Goal A –
Answer these questions about the article on Benin City:
(i) Which member of the trio is described as a multi-instrumentalist?
(ii) On what date is the album Last Night slated for release?
(iii) Through which record label will Last Night be released?

Quoted text –
"""
Tag: Stardust

New Video: Benin City Returns with a Thumping, House Music-Inspired, Club Banger

Comprised of Joshua Idehen (vocals, spoken word), Shanaz Dorsett (vocals) and multi-instrumentalist Tom Leaper, the London-based trio Benin City have received both national and international attention for a sound that meshes Afro-pop, hip-hop, spoken word and electronica in a seamless, club banging fashion. The trio’s forthcoming sophomore effort Last Night is slated for a April 6, 2018 release through Moshi Moshi Records, and the album reportedly is an ode to London’s nightlife and club scenes with the trio commenting on what their hometown’s nightlife scene has meant to them while expressing anger, frustration and weariness over a rapidly disappearing scene.
"""
Records of where elements appear on the page
"""
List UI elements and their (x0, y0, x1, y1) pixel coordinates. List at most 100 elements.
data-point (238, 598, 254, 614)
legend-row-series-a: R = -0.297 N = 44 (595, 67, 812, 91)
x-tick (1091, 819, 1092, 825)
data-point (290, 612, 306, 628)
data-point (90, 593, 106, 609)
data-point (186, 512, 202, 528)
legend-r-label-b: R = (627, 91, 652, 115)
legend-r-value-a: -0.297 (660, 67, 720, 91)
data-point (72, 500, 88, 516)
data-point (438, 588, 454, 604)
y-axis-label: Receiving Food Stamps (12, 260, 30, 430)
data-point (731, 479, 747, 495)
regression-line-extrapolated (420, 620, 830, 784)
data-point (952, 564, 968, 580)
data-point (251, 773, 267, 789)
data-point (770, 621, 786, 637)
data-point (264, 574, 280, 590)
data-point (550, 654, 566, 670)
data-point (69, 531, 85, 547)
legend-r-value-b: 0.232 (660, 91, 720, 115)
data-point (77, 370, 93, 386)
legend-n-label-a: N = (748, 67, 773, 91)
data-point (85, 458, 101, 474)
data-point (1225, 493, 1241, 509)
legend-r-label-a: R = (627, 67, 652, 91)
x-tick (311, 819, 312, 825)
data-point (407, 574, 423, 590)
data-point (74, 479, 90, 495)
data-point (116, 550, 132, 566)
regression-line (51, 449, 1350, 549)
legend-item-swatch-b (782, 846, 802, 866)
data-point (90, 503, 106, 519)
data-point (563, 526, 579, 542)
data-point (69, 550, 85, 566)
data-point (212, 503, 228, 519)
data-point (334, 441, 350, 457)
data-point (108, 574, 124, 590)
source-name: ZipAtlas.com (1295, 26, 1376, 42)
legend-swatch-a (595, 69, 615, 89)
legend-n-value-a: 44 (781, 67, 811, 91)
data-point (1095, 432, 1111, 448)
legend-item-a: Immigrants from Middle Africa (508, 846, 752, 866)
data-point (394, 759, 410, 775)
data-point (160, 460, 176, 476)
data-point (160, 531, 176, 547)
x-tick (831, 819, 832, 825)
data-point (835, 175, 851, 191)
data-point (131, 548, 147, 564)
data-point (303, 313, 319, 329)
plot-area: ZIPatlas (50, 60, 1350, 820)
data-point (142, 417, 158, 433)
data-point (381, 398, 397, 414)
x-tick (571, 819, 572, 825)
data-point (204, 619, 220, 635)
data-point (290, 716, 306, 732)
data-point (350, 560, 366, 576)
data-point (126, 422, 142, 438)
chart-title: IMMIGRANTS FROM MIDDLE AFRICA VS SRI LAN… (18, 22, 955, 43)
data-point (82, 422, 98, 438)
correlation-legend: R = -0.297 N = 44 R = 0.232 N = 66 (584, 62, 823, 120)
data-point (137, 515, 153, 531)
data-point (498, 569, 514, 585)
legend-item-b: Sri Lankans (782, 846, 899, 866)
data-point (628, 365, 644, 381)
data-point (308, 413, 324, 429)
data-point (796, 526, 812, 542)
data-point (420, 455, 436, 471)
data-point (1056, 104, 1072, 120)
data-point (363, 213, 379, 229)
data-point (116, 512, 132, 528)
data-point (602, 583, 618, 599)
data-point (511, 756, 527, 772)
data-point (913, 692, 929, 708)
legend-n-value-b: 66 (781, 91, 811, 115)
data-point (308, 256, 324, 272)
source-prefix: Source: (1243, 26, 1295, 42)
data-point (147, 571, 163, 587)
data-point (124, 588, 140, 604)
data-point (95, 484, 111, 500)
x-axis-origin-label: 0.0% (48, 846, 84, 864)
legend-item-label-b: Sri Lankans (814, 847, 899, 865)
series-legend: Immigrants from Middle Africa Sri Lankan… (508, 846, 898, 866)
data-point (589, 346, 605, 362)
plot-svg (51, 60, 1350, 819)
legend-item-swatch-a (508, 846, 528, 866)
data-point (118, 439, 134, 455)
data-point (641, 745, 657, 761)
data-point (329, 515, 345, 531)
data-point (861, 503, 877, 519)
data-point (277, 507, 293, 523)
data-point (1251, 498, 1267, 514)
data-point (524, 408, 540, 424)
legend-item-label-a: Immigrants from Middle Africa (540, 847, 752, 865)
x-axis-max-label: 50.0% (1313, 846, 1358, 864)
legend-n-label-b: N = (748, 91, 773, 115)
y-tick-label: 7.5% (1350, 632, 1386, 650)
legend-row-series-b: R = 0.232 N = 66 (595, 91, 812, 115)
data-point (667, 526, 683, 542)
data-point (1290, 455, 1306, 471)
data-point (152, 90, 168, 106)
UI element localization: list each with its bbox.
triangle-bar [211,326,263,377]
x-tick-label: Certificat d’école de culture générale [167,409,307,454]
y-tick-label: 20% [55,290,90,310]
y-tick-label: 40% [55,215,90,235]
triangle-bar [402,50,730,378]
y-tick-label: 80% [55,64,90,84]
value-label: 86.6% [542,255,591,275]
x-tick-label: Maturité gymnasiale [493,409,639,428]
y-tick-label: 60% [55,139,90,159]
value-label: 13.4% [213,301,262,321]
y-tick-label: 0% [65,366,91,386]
"""
Goal B –
Reproduce the entries word for word, from their first line through the line containing "data-point (186, 512, 202, 528)", including both of those lines.

Exercise answer A –
(i) Tom Leaper
(ii) April 6, 2018
(iii) Moshi Moshi Records

Exercise answer B –
List UI elements and their (x0, y0, x1, y1) pixel coordinates. List at most 100 elements.
data-point (238, 598, 254, 614)
legend-row-series-a: R = -0.297 N = 44 (595, 67, 812, 91)
x-tick (1091, 819, 1092, 825)
data-point (290, 612, 306, 628)
data-point (90, 593, 106, 609)
data-point (186, 512, 202, 528)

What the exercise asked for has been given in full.